- Goal of the exercise
In the entries below, find the lines with the word "convert" and copy them.

- The data
## start

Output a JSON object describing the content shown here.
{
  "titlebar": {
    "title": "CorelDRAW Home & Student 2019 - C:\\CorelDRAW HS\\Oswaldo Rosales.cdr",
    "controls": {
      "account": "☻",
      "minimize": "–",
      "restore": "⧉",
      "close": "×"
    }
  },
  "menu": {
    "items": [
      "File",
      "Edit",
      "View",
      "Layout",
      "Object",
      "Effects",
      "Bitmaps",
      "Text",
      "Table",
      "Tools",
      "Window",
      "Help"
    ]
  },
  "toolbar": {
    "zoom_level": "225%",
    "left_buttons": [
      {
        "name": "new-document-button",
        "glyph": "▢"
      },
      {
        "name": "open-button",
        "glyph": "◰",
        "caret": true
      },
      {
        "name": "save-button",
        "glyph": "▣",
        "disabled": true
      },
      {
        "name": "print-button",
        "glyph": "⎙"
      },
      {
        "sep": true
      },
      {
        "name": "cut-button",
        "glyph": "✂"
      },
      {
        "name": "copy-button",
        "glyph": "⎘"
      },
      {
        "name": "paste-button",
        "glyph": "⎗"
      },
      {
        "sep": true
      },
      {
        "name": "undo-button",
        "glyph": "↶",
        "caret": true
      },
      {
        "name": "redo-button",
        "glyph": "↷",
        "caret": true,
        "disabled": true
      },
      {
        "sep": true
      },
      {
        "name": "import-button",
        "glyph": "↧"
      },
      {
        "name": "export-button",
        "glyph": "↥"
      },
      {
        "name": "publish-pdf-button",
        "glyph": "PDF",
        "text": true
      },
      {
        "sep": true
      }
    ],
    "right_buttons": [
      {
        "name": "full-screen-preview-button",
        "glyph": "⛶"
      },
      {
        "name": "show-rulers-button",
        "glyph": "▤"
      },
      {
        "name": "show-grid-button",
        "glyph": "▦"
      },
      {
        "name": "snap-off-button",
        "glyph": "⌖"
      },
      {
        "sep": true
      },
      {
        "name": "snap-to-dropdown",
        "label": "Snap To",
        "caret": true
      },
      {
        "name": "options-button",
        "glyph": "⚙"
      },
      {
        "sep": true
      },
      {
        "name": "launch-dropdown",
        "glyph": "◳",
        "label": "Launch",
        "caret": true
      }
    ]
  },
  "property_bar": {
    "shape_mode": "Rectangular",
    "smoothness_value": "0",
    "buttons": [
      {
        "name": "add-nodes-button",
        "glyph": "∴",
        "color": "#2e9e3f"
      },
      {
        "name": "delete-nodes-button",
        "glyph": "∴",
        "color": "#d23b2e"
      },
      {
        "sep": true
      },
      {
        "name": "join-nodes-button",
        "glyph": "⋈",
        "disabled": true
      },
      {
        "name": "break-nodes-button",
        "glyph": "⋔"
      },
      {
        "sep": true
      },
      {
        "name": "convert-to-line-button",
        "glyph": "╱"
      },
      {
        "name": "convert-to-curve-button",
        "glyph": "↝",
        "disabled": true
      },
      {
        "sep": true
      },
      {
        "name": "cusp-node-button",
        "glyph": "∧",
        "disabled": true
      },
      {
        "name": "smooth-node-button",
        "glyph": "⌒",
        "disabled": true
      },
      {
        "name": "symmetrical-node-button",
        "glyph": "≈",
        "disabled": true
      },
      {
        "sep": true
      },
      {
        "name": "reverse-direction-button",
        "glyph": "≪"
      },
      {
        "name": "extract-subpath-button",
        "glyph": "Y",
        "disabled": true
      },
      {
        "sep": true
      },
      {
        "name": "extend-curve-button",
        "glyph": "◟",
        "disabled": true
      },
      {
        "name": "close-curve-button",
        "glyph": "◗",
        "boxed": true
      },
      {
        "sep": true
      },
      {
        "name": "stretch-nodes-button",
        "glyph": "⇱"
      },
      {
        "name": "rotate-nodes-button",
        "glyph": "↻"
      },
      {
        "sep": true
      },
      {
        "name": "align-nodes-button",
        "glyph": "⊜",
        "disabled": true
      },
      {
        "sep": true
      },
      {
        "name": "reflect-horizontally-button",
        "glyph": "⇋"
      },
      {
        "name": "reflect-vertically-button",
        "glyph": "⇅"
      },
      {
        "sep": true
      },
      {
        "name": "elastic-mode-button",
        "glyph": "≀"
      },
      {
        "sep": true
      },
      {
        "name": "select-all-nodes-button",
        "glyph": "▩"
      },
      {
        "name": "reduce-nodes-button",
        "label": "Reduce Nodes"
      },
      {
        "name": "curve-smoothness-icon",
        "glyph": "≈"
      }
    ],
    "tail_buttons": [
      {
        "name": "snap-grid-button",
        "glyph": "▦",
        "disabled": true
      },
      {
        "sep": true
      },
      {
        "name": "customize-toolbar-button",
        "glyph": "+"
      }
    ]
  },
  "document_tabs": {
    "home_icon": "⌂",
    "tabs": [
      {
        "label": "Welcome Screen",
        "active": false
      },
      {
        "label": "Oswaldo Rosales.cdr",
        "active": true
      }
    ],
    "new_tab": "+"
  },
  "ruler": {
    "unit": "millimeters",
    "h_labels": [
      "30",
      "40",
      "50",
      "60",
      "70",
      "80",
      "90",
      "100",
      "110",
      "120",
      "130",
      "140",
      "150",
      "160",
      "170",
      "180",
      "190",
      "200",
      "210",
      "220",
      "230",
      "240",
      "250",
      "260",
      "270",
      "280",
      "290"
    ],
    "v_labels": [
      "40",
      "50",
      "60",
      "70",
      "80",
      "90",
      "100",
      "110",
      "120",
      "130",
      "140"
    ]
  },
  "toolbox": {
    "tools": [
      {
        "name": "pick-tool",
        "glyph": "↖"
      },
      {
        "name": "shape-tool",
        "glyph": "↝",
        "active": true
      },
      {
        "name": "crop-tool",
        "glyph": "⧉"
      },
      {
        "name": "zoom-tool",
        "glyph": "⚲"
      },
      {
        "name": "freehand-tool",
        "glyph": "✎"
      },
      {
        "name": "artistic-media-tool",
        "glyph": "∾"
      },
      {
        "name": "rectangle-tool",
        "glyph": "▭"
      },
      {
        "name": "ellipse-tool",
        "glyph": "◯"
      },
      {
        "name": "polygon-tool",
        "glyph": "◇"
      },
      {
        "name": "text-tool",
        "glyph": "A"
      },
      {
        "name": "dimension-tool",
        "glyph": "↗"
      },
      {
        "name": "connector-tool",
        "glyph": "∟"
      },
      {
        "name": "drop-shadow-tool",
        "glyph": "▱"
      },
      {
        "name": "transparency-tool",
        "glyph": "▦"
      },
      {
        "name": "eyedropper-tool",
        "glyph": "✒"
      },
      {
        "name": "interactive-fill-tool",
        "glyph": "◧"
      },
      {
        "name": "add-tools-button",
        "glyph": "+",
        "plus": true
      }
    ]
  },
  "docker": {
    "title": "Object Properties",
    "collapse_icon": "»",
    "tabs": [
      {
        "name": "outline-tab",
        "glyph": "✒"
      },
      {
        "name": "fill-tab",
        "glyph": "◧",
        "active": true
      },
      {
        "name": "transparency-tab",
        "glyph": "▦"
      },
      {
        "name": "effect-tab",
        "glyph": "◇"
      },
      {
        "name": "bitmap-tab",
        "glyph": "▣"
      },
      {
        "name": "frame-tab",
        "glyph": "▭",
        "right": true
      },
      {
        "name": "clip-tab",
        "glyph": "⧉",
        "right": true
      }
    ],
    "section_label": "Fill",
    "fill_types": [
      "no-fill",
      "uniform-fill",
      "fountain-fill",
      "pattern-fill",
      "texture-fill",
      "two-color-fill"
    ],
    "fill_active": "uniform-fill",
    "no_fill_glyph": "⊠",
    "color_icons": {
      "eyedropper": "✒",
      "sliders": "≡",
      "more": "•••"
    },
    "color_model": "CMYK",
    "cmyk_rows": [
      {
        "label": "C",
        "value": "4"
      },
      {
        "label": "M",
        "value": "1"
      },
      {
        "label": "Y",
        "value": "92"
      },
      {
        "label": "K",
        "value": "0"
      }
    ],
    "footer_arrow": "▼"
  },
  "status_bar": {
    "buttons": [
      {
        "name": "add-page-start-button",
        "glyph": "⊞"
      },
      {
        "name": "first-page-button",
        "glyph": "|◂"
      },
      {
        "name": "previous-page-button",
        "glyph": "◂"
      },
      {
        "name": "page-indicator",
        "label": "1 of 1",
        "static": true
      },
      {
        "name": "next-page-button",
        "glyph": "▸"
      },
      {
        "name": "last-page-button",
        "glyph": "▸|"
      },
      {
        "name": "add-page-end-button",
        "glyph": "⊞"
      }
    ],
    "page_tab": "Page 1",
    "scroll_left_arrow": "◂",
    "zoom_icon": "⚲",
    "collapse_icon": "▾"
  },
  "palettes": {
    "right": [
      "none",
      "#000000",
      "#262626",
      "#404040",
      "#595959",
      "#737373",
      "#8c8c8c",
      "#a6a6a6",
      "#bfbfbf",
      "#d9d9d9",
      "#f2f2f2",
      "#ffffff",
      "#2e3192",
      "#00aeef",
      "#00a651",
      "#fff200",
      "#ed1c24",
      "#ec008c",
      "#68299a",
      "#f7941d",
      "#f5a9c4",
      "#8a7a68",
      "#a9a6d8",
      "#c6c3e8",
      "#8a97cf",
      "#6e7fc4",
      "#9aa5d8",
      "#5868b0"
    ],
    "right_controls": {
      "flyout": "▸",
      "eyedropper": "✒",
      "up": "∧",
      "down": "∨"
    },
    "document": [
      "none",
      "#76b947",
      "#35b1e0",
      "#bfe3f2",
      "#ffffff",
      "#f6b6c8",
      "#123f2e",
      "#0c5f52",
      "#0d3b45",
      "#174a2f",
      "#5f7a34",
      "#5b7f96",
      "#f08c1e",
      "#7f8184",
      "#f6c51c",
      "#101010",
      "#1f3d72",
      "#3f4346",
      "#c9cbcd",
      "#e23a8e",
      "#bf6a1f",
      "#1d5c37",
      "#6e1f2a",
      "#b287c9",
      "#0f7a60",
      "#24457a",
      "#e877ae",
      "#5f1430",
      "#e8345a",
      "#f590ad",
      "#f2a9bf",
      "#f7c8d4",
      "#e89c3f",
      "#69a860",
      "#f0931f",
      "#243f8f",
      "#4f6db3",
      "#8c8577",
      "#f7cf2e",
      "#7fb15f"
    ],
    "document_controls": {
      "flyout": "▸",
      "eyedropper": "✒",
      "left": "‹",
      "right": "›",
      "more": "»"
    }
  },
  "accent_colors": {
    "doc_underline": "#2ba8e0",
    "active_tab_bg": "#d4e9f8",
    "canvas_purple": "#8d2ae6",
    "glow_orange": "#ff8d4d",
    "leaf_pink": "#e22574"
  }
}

## end

- The output
        "name": "convert-to-line-button",
        "name": "convert-to-curve-button",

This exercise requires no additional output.